REQUIRED TASK
Only the number is wanted: how many lines contain the string "class"?

EXTRACTED RECORDS
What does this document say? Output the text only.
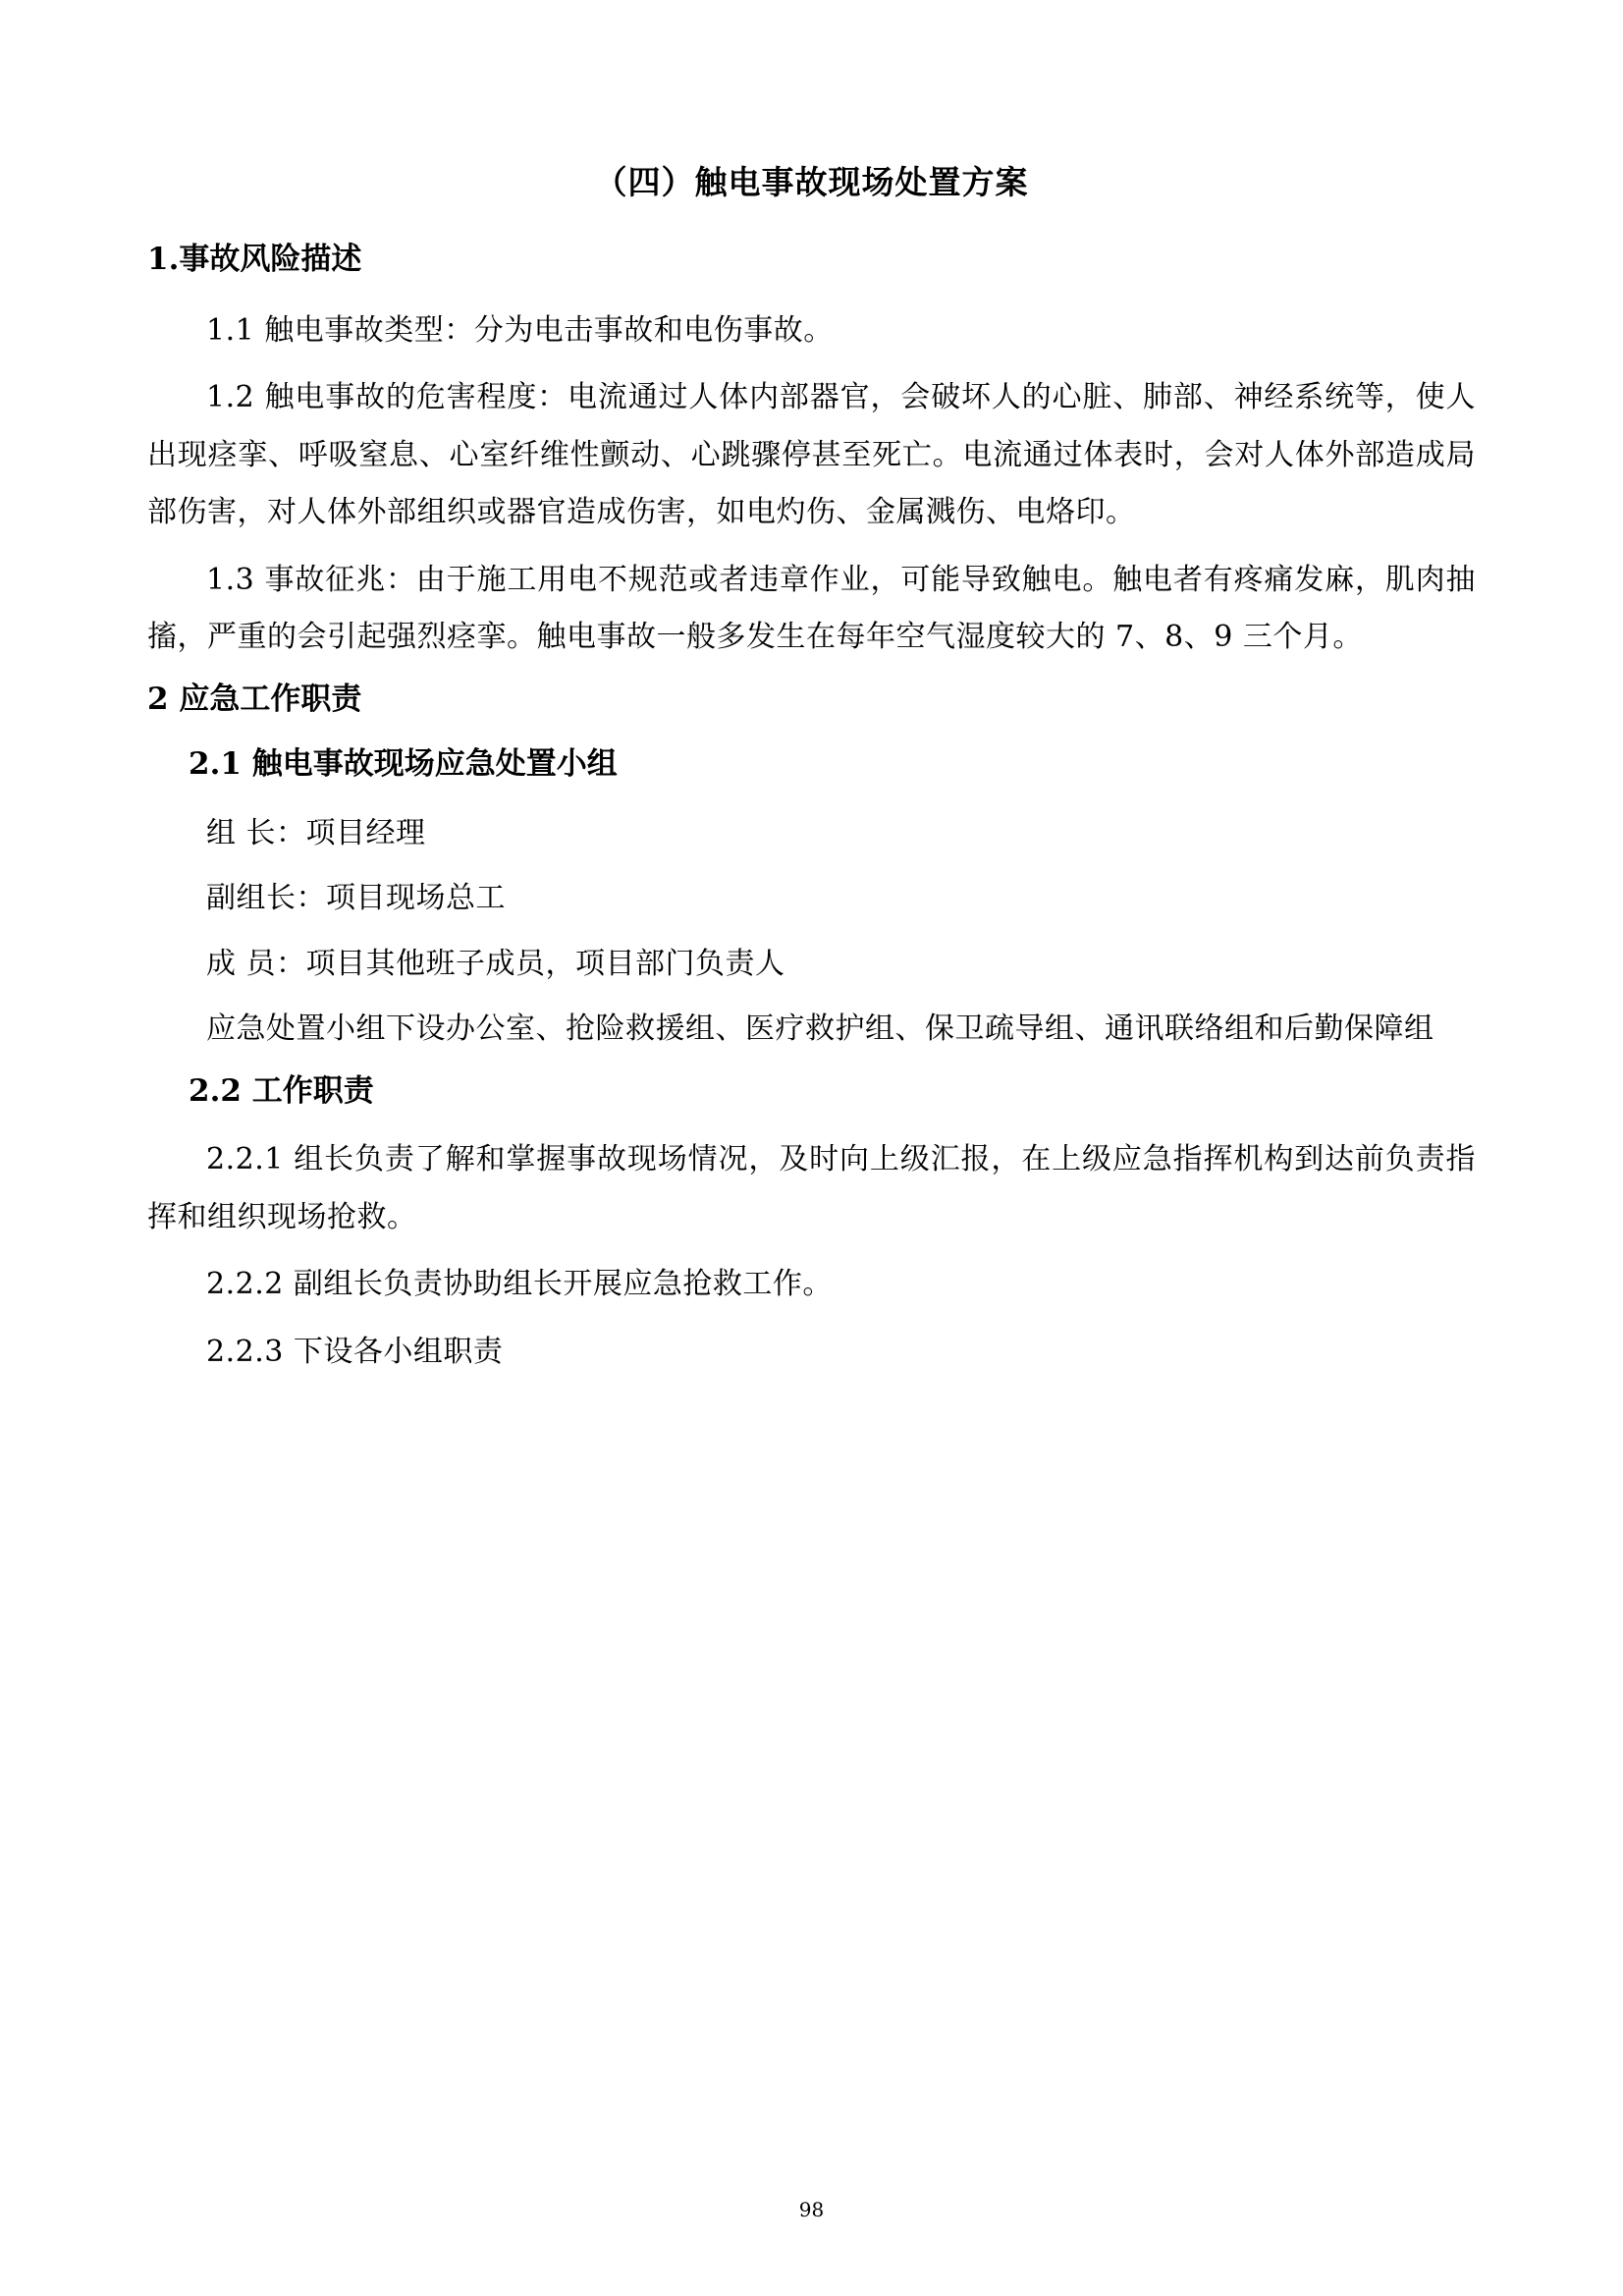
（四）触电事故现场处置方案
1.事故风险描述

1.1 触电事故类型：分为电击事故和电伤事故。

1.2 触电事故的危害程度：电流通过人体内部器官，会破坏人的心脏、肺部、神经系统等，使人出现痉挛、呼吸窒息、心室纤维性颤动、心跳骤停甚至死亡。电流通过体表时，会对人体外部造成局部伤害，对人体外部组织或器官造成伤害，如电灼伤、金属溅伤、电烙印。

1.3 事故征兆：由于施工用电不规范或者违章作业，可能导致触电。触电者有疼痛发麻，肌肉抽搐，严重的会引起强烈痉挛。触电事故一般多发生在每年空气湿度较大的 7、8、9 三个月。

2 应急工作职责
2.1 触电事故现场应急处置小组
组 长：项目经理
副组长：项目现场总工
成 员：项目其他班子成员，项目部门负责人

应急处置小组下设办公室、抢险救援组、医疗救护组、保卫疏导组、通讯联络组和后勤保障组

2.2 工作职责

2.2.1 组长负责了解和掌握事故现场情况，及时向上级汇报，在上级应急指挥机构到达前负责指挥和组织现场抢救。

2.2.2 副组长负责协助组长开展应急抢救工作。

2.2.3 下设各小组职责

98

--

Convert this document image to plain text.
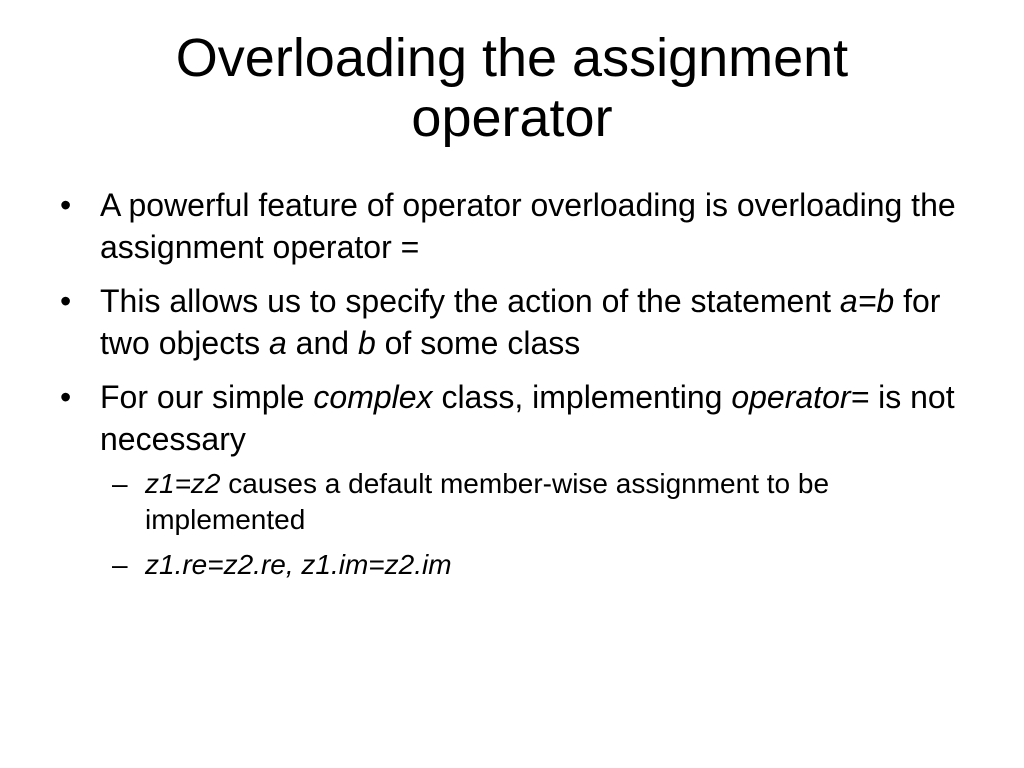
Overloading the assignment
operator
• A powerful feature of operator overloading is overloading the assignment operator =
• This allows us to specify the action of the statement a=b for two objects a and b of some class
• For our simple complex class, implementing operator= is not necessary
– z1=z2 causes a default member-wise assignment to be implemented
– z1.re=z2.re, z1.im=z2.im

TASK RESULT
2